■ Requirements ■
Output a single figure: the number of lines in which the word "Техномарафон" appears.

■ Data records ■
+---+

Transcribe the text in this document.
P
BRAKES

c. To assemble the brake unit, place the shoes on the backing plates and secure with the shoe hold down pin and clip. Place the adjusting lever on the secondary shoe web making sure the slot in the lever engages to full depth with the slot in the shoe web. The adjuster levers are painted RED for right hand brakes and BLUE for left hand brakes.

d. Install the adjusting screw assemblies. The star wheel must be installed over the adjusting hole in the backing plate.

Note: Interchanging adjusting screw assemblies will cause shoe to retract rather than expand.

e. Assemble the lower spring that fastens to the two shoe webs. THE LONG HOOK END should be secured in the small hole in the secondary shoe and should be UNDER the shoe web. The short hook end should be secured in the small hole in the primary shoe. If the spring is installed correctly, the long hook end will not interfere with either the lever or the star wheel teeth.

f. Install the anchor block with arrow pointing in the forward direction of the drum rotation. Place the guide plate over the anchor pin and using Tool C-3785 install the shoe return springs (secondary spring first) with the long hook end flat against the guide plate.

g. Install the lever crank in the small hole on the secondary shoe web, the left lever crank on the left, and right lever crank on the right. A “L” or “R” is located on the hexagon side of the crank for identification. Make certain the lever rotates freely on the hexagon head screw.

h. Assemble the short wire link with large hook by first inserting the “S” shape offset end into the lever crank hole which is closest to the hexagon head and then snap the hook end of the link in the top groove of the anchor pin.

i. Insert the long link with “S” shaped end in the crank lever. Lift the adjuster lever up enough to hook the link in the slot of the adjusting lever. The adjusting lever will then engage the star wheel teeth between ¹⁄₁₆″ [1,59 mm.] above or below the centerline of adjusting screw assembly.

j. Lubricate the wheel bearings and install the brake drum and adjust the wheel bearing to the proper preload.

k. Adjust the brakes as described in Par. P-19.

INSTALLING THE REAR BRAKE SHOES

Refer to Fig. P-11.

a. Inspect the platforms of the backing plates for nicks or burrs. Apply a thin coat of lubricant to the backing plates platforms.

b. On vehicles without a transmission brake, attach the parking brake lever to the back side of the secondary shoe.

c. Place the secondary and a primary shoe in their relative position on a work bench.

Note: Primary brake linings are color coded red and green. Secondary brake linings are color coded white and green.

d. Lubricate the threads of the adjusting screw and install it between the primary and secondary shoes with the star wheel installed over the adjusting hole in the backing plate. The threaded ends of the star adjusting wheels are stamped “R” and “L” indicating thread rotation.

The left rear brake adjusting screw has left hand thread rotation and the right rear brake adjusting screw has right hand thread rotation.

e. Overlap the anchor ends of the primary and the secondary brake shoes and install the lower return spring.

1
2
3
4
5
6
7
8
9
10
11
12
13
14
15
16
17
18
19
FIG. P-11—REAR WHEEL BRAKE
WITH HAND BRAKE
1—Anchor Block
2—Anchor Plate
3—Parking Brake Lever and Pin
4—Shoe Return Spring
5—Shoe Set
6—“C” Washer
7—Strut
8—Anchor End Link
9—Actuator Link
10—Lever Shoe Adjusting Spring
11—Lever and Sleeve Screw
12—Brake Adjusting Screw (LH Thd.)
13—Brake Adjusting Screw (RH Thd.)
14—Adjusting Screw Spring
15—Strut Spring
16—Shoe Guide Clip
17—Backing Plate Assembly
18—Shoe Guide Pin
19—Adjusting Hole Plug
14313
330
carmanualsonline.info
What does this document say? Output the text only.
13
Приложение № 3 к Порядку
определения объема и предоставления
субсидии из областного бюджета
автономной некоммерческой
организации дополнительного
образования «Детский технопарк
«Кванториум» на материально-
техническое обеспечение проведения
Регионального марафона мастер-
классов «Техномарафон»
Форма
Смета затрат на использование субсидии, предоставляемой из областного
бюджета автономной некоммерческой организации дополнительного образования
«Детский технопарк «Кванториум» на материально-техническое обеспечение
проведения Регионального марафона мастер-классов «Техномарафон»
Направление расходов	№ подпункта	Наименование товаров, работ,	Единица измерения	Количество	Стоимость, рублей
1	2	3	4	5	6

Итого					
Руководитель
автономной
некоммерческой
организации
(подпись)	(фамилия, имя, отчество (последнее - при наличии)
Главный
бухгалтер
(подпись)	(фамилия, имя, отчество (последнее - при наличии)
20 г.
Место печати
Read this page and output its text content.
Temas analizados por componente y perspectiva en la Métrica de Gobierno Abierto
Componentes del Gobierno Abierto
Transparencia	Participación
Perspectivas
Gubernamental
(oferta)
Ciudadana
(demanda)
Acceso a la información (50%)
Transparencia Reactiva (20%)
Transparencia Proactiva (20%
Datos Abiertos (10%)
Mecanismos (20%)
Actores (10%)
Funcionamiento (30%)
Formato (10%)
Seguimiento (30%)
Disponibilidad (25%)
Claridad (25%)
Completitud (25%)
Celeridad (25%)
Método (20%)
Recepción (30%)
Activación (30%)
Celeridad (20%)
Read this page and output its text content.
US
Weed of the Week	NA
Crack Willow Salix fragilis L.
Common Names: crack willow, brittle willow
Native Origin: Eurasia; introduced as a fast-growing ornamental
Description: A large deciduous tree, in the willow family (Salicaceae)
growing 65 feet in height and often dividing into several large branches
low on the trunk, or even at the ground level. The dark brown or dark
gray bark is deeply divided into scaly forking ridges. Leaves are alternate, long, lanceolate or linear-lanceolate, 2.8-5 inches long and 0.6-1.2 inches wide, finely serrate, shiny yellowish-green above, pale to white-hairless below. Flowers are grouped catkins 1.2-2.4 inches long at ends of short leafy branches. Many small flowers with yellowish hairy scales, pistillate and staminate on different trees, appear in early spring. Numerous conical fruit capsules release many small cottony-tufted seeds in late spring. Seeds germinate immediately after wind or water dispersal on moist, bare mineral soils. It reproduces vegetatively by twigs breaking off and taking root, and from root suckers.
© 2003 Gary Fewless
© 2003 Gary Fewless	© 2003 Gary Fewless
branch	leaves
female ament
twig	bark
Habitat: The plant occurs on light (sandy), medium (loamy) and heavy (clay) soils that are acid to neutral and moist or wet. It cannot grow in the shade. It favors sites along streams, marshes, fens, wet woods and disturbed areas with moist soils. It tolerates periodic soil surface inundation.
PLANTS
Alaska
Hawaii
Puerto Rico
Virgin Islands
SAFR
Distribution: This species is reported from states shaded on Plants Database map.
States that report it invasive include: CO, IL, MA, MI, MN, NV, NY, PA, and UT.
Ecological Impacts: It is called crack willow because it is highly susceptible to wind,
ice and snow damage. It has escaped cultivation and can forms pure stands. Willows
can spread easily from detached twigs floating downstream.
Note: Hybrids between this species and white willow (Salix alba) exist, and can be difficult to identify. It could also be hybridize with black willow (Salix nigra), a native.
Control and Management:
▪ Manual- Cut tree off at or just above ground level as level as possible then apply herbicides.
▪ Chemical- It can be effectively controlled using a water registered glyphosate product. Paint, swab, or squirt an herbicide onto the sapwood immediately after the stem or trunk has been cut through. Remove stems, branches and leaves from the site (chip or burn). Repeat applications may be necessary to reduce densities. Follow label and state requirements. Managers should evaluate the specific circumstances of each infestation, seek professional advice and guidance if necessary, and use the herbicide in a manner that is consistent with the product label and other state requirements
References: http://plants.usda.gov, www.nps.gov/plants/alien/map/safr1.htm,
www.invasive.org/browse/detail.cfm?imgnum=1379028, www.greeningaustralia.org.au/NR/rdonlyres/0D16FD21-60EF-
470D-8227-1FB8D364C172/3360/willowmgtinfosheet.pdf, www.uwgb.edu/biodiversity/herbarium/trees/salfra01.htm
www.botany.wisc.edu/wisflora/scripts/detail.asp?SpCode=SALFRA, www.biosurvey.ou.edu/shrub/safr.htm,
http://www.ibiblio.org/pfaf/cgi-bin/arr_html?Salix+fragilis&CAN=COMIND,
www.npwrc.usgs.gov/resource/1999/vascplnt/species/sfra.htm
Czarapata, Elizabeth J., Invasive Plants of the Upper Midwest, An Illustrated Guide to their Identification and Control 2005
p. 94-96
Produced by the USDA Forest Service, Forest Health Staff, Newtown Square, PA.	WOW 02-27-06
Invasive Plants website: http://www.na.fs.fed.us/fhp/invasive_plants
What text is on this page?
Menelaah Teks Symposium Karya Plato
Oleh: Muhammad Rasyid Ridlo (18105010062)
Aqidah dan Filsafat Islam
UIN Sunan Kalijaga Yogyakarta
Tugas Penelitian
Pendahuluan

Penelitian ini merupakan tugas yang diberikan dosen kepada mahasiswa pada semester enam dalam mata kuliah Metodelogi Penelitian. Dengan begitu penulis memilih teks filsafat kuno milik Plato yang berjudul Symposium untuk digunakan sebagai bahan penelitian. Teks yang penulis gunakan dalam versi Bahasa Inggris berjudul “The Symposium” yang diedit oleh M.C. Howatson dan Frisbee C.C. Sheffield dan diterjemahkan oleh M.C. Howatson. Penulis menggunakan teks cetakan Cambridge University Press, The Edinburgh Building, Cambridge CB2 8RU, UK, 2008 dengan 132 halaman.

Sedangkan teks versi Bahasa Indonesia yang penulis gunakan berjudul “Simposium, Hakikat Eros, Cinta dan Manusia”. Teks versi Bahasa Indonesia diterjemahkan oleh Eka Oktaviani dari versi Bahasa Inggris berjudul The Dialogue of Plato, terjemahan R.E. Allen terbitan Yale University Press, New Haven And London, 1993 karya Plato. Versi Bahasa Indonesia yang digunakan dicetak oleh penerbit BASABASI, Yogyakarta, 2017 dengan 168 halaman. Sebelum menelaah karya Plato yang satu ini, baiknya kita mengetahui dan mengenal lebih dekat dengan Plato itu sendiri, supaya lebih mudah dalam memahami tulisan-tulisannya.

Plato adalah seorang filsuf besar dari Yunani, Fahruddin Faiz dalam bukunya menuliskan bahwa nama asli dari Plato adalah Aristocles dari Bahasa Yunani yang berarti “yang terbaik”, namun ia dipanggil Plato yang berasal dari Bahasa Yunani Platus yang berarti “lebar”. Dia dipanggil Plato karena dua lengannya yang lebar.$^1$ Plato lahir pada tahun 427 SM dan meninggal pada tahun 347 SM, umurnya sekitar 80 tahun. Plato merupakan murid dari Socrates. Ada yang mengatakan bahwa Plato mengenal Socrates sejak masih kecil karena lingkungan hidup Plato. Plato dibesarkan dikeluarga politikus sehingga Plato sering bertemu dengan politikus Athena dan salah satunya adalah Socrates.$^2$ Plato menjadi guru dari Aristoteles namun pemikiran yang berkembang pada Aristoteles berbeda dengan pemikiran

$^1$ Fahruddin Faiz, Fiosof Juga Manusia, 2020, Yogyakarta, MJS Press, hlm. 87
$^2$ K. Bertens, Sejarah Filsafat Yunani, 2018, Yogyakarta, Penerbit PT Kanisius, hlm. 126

+---+

■ Written reply ■
2